Luca Ruiu, 38 anni, di Sassari, è impegnato ormai da tempo nello sviluppo di nuovi metodi (e prodotti) che possano preservare la frutta e la verdura senza il bisogno di ricorrere agli antiparassitari convenzionali. Per questa innovazione nel 2009 è stato premiato dall’ambasciata americana in Italia con una borsa di studio Fulbright Best, e poco dopo ha dato vita a Bioecopest, un’azienda italiana specializzata in ricerca e sviluppo nel campo dei pesticidi biologici ed ecocompatibili. In poco tempo ha conseguito i primi riconoscimenti per il lavoro svolto, tra cui il prestigioso Premio Nazionale per l’Innovazione conferito dal Presidente della Repubblica Italiana nel 2010. L’obiettivo di Luca, oggi esperto di livello internazionale, è semplice: combattere gli ospiti indesiderati dei nostri cibi con l’utilizzo di microrganismi letali per gli insetti, ma assolutamente innocui per le piante e per l’uomo. La sua società ha aperto i battenti nel Parco Tecnologico della Sardegna (presso il Centro di Tramariglio, nei dintorni di Alghero) e svolge attività di ricerca, sviluppo e marketing di prodotti naturali innovativi ed eco-compatibili. Inoltre sta svolgendo attività di servizi industriali i cui proventi sono interamente investiti in Ricerca & Sviluppo. Bioecopest oggi è aperta all’ingresso di investitori privati o industriali per supportare i costi di registrazione pre-commerciale e di lancio del primo prodotto, il biomoschicida naturale, protetto da brevetto internazionale, per il quale la società ha firmato un accordo di licenza esclusiva con l’Università di Sassari. Il segreto di Luca? Focalizzarsi sui bisogni del mercato globale non ancora soddisfatti.

### Consegna
Per favore, elenca tutte le attività che, secondo il brano su Luca Ruiu, la sua società Bioecopest svolge.

### Dati mostrati
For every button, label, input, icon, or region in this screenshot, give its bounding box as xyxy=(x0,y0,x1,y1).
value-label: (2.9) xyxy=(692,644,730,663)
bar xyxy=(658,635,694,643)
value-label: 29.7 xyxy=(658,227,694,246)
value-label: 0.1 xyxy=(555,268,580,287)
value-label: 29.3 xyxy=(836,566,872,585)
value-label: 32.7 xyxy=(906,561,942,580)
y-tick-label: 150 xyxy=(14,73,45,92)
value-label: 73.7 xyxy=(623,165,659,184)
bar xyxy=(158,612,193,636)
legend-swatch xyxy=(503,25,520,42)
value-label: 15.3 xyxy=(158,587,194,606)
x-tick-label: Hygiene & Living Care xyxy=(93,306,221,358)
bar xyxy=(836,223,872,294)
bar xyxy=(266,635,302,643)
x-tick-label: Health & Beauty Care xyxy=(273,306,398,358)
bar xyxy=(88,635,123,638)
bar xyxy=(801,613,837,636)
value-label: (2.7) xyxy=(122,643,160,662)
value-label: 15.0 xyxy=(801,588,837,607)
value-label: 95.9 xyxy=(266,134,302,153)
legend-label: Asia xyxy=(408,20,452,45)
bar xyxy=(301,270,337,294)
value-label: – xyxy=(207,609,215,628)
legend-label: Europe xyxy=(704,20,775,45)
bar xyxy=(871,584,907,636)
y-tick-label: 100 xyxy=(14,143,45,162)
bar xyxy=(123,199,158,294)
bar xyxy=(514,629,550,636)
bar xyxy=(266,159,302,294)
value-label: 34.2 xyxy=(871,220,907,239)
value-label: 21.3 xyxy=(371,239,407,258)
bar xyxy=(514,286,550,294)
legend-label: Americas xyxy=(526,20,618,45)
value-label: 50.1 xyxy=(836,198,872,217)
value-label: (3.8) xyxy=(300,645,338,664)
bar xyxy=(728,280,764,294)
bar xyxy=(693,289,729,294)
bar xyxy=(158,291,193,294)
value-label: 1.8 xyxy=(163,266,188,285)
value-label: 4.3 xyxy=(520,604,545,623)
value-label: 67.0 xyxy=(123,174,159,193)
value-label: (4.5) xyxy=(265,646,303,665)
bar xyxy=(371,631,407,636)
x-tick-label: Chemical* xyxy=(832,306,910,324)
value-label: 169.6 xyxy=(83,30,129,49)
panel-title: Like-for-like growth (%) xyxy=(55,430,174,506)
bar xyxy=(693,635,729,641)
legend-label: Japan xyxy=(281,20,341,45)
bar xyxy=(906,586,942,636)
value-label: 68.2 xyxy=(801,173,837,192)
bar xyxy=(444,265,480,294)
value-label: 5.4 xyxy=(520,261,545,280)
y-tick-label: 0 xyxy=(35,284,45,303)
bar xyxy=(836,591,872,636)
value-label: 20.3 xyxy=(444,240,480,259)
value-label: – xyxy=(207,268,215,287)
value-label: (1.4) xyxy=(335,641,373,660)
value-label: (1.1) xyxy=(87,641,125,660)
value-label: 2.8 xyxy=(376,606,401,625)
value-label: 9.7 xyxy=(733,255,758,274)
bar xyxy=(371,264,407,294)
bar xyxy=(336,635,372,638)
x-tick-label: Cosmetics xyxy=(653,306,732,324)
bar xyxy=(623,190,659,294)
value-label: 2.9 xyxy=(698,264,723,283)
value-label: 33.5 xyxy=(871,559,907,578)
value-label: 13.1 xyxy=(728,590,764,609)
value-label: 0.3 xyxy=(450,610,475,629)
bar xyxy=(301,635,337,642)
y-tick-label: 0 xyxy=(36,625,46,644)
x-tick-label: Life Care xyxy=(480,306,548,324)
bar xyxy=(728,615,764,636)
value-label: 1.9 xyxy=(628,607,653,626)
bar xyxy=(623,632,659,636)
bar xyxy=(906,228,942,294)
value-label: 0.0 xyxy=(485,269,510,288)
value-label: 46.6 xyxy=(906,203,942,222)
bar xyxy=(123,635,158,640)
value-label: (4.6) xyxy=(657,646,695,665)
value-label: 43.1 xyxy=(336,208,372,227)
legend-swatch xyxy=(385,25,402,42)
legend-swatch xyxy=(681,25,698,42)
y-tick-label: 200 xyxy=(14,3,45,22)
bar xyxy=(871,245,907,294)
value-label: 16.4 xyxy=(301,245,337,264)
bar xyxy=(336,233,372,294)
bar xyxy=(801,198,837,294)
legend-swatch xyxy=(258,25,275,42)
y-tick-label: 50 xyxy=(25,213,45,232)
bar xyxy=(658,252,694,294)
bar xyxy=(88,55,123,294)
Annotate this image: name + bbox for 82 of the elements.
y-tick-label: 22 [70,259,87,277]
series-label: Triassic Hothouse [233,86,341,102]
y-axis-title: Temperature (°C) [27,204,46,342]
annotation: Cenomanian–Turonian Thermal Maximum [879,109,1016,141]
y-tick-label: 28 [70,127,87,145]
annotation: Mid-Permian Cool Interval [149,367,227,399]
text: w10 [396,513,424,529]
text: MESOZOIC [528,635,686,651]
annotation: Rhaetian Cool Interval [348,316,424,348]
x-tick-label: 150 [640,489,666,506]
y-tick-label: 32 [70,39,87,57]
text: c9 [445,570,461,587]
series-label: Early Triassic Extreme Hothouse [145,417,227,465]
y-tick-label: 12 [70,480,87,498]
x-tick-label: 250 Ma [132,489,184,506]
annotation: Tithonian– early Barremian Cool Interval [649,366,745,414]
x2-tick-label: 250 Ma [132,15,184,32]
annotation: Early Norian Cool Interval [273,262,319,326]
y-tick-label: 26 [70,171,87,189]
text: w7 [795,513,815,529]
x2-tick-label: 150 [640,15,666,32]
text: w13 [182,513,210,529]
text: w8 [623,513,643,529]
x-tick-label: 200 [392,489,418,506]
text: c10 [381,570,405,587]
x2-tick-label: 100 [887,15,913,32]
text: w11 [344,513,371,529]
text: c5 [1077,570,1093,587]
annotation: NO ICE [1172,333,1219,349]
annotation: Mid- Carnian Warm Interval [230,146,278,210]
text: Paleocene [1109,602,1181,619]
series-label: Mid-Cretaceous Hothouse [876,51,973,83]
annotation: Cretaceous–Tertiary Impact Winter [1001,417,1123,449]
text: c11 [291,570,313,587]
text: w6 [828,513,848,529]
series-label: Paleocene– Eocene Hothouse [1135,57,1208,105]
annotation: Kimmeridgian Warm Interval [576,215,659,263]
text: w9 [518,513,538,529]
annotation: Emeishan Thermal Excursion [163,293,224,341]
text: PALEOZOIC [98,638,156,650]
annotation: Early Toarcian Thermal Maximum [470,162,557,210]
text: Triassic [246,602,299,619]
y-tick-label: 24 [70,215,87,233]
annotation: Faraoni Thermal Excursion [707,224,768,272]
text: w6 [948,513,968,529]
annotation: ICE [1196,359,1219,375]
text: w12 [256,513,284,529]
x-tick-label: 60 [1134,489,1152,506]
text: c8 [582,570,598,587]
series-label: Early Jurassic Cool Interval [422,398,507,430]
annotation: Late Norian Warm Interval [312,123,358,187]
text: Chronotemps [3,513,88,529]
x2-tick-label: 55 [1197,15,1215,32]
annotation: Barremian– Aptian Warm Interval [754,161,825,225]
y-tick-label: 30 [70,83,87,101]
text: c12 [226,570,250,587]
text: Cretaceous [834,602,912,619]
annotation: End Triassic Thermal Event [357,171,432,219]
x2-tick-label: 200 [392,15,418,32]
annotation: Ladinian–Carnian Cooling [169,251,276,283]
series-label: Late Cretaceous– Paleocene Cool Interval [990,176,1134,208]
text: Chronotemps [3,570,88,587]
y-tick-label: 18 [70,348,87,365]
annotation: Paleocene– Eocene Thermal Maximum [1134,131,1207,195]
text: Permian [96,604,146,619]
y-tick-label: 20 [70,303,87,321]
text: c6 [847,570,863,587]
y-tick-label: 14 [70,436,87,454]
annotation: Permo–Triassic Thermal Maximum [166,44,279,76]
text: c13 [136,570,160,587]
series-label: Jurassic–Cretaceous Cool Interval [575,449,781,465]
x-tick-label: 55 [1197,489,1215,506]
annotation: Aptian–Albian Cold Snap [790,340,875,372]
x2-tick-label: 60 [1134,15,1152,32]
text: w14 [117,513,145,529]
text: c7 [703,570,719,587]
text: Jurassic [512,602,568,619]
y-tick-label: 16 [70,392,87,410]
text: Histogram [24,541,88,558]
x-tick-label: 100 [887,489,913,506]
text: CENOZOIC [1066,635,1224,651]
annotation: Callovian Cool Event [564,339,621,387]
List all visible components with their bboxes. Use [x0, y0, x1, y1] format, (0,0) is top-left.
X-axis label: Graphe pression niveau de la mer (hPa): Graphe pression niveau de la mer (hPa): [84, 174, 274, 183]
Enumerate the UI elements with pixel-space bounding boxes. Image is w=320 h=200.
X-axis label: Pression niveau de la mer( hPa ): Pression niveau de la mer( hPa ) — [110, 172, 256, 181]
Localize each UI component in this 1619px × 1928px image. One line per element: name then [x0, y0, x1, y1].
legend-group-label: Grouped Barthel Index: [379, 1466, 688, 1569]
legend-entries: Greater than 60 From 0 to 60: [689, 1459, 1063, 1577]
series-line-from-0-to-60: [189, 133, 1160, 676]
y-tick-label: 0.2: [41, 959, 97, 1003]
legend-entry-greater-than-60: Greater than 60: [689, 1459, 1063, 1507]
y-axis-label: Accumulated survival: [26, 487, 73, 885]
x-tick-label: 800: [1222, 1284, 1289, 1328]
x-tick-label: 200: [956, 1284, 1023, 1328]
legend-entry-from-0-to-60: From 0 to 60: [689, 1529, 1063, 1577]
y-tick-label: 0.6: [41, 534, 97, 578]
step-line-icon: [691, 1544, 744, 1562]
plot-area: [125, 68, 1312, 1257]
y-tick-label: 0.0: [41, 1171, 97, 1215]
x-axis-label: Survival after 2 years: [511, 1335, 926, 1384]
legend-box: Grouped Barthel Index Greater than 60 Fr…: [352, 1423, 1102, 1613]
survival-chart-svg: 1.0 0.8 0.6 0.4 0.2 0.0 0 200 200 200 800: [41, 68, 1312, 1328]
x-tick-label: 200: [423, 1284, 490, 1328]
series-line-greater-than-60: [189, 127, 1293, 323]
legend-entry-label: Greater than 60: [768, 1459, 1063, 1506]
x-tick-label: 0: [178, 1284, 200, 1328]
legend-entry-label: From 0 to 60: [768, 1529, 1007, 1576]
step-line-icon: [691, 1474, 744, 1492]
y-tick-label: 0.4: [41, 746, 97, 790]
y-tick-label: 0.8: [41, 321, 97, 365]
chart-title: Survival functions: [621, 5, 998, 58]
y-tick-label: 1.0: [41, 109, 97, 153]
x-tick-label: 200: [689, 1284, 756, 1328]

### Risposta
- Ricerca di prodotti naturali innovativi ed eco-compatibili
- Sviluppo di prodotti naturali innovativi ed eco-compatibili
- Marketing di prodotti naturali innovativi ed eco-compatibili
- Servizi industriali